Dataset:
====

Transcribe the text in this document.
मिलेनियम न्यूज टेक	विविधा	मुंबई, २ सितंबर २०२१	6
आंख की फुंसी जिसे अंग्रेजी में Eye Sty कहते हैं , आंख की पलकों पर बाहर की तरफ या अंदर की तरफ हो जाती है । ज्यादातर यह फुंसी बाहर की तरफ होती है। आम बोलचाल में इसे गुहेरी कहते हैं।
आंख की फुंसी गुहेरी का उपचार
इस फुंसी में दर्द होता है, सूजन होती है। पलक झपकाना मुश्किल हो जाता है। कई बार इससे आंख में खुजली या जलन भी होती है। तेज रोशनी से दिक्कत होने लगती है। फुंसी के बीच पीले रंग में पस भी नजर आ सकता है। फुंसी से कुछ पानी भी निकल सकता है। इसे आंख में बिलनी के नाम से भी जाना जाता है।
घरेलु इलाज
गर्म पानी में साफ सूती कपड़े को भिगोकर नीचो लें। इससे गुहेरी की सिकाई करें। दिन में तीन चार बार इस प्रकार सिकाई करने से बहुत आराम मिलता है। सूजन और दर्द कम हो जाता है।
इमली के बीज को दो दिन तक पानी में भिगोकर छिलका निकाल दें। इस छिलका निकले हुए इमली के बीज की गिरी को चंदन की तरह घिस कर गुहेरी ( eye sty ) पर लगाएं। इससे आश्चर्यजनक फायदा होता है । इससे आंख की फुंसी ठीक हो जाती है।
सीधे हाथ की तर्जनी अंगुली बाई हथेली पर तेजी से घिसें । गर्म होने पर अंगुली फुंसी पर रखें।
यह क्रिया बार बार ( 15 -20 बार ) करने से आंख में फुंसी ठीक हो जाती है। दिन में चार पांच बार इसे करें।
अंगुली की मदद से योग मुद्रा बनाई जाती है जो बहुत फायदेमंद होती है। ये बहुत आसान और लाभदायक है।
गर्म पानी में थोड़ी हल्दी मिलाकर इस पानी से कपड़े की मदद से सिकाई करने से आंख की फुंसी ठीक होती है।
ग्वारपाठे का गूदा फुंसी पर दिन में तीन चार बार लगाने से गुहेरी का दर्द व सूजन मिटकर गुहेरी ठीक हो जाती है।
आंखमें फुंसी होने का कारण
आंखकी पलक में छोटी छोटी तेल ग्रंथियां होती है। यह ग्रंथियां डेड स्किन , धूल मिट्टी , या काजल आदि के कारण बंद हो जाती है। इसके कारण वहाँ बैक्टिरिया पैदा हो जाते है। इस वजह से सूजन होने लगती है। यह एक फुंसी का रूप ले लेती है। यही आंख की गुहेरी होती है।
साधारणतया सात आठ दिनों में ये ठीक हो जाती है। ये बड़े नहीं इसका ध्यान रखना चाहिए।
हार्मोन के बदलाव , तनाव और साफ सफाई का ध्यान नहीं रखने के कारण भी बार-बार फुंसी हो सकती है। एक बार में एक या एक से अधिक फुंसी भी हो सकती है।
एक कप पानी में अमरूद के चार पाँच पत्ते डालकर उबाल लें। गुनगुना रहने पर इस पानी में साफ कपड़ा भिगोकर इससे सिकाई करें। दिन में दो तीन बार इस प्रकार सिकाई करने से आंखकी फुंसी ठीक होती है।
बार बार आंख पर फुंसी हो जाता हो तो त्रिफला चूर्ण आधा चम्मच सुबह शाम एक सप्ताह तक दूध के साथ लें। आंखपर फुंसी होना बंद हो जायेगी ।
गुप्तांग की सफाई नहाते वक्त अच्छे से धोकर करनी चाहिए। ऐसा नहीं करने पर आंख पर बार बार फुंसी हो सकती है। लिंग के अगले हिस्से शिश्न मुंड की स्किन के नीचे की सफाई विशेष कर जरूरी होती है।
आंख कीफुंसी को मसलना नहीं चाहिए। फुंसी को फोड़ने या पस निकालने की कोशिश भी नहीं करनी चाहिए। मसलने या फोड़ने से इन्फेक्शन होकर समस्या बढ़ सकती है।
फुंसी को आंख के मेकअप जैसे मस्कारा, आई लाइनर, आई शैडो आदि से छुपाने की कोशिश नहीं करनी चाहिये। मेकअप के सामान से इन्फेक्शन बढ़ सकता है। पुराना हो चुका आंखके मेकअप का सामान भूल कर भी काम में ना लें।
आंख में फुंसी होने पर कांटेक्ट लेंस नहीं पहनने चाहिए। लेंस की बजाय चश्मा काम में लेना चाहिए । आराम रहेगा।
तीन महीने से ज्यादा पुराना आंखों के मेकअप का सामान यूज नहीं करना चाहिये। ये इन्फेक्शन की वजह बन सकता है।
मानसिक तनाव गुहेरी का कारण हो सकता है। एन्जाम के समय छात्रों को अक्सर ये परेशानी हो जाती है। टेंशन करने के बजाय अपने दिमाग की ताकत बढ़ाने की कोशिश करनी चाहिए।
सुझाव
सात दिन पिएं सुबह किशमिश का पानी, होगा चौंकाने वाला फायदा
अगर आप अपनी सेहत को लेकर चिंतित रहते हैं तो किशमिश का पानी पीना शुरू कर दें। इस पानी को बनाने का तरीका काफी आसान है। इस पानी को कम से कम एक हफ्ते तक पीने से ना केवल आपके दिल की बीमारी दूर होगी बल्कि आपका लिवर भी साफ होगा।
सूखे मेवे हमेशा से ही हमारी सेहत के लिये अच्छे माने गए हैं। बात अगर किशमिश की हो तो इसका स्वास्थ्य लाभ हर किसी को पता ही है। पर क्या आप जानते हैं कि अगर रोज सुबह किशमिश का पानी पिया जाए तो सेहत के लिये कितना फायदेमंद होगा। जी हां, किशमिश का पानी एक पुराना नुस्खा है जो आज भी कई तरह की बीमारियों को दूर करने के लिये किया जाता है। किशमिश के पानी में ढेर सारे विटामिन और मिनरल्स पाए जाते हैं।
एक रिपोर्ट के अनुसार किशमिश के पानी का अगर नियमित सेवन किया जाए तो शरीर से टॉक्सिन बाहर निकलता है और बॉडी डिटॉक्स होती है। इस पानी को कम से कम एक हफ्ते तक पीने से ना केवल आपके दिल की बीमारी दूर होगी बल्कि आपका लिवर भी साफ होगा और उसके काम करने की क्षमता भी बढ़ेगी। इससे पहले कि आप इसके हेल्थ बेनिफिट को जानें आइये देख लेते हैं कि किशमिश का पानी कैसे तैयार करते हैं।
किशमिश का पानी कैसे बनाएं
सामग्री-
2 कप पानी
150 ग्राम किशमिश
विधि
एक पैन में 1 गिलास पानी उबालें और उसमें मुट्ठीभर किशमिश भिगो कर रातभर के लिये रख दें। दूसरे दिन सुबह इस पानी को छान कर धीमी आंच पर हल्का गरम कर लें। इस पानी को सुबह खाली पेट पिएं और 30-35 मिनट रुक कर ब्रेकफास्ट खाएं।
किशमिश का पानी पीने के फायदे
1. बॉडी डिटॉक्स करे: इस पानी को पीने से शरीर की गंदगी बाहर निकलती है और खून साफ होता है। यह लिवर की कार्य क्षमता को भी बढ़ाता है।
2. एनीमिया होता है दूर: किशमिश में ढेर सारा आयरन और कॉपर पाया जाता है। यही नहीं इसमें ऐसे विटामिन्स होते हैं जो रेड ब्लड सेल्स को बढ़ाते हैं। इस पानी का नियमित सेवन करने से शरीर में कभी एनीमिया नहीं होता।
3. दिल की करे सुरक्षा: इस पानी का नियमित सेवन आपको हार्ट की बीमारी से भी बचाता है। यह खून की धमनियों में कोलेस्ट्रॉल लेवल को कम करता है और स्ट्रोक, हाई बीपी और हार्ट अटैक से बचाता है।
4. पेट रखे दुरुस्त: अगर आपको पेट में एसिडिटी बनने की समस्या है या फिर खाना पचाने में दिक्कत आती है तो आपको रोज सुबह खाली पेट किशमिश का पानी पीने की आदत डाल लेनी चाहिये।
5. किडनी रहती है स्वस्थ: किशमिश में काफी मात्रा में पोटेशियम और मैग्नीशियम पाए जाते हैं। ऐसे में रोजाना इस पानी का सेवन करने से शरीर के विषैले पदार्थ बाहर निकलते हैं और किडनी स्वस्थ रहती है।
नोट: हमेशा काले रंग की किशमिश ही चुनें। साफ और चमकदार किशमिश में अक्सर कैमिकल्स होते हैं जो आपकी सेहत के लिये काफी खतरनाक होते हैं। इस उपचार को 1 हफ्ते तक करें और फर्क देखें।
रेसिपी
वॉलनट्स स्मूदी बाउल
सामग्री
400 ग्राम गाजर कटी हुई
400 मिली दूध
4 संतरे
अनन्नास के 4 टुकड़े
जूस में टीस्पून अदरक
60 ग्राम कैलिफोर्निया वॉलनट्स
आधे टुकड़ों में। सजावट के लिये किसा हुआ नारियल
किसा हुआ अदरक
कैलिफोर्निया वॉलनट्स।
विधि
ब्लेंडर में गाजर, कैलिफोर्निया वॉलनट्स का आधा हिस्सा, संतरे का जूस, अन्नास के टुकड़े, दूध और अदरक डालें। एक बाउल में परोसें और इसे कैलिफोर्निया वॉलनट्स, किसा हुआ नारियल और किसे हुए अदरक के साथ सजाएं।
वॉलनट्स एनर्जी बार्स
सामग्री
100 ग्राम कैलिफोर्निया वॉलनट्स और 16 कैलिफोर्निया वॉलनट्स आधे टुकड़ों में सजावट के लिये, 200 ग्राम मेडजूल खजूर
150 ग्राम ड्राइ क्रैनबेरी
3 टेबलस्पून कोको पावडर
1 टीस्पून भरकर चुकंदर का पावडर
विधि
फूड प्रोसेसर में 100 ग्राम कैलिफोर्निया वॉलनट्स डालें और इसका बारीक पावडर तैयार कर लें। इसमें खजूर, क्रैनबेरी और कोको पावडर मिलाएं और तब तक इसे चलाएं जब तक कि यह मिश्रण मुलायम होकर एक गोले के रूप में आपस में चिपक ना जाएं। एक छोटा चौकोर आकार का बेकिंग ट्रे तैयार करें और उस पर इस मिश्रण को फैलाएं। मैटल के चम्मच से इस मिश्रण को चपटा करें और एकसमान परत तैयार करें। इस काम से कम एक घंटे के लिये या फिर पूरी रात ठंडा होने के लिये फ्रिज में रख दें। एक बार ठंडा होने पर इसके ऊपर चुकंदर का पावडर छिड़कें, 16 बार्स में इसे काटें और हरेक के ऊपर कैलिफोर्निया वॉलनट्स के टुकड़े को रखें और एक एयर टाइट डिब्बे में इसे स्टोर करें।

====

Required task: Find how many of the lines above have the word "अदरक" in them. State only that number.

Problem solution: 3